▶ [PROBLEM TO SOLVE]: Repeat the material exactly as it appears.

▶ [MATERIAL FOR THE TASK]:
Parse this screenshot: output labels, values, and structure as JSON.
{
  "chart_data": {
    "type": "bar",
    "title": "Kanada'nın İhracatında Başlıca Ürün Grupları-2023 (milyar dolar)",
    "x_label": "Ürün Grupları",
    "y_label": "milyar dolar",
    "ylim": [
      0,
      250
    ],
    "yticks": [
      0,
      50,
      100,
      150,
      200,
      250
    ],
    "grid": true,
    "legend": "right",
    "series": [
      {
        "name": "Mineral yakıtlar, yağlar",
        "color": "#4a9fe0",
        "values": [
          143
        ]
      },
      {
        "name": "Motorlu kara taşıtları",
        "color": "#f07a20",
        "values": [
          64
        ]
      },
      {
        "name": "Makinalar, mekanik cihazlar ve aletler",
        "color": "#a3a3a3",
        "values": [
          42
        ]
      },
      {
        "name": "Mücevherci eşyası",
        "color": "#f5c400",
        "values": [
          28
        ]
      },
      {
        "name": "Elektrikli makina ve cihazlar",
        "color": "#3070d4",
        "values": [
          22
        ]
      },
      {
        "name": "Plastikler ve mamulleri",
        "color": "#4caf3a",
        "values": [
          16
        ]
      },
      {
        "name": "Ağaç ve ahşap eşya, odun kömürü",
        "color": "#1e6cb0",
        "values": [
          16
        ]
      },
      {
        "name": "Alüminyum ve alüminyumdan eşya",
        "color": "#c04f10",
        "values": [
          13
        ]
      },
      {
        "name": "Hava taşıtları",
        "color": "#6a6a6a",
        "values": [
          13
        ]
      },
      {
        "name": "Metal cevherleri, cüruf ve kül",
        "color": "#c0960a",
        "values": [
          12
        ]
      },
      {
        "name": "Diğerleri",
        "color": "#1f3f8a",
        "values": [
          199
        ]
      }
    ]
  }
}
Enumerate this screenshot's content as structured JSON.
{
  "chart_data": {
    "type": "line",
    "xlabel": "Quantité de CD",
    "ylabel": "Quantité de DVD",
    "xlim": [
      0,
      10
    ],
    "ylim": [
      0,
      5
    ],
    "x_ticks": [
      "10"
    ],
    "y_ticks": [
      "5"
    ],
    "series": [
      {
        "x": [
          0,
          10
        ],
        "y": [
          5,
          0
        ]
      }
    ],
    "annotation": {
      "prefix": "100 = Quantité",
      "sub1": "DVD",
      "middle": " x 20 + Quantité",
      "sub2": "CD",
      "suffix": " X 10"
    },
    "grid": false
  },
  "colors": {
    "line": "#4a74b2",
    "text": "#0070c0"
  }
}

▶ [REPLY]:
Parse this screenshot: output labels, values, and structure as JSON.
{
  "chart_data": {
    "type": "bar",
    "title": "Kanada'nın İhracatında Başlıca Ürün Grupları-2023 (milyar dolar)",
    "x_label": "Ürün Grupları",
    "y_label": "milyar dolar",
    "ylim": [
      0,
      250
    ],
    "yticks": [
      0,
      50,
      100,
      150,
      200,
      250
    ],
    "grid": true,
    "legend": "right",
    "series": [
      {
        "name": "Mineral yakıtlar, yağlar",
        "color": "#4a9fe0",
        "values": [
          143
        ]
      },
      {
        "name": "Motorlu kara taşıtları",
        "color": "#f07a20",
        "values": [
          64
        ]
      },
      {
        "name": "Makinalar, mekanik cihazlar ve aletler",
        "color": "#a3a3a3",
        "values": [
          42
        ]
      },
      {
        "name": "Mücevherci eşyası",
        "color": "#f5c400",
        "values": [
          28
        ]
      },
      {
        "name": "Elektrikli makina ve cihazlar",
        "color": "#3070d4",
        "values": [
          22
        ]
      },
      {
        "name": "Plastikler ve mamulleri",
        "color": "#4caf3a",
        "values": [
          16
        ]
      },
      {
        "name": "Ağaç ve ahşap eşya, odun kömürü",
        "color": "#1e6cb0",
        "values": [
          16
        ]
      },
      {
        "name": "Alüminyum ve alüminyumdan eşya",
        "color": "#c04f10",
        "values": [
          13
        ]
      },
      {
        "name": "Hava taşıtları",
        "color": "#6a6a6a",
        "values": [
          13
        ]
      },
      {
        "name": "Metal cevherleri, cüruf ve kül",
        "color": "#c0960a",
        "values": [
          12
        ]
      },
      {
        "name": "Diğerleri",
        "color": "#1f3f8a",
        "values": [
          199
        ]
      }
    ]
  }
}
Enumerate this screenshot's content as structured JSON.
{
  "chart_data": {
    "type": "line",
    "xlabel": "Quantité de CD",
    "ylabel": "Quantité de DVD",
    "xlim": [
      0,
      10
    ],
    "ylim": [
      0,
      5
    ],
    "x_ticks": [
      "10"
    ],
    "y_ticks": [
      "5"
    ],
    "series": [
      {
        "x": [
          0,
          10
        ],
        "y": [
          5,
          0
        ]
      }
    ],
    "annotation": {
      "prefix": "100 = Quantité",
      "sub1": "DVD",
      "middle": " x 20 + Quantité",
      "sub2": "CD",
      "suffix": " X 10"
    },
    "grid": false
  },
  "colors": {
    "line": "#4a74b2",
    "text": "#0070c0"
  }
}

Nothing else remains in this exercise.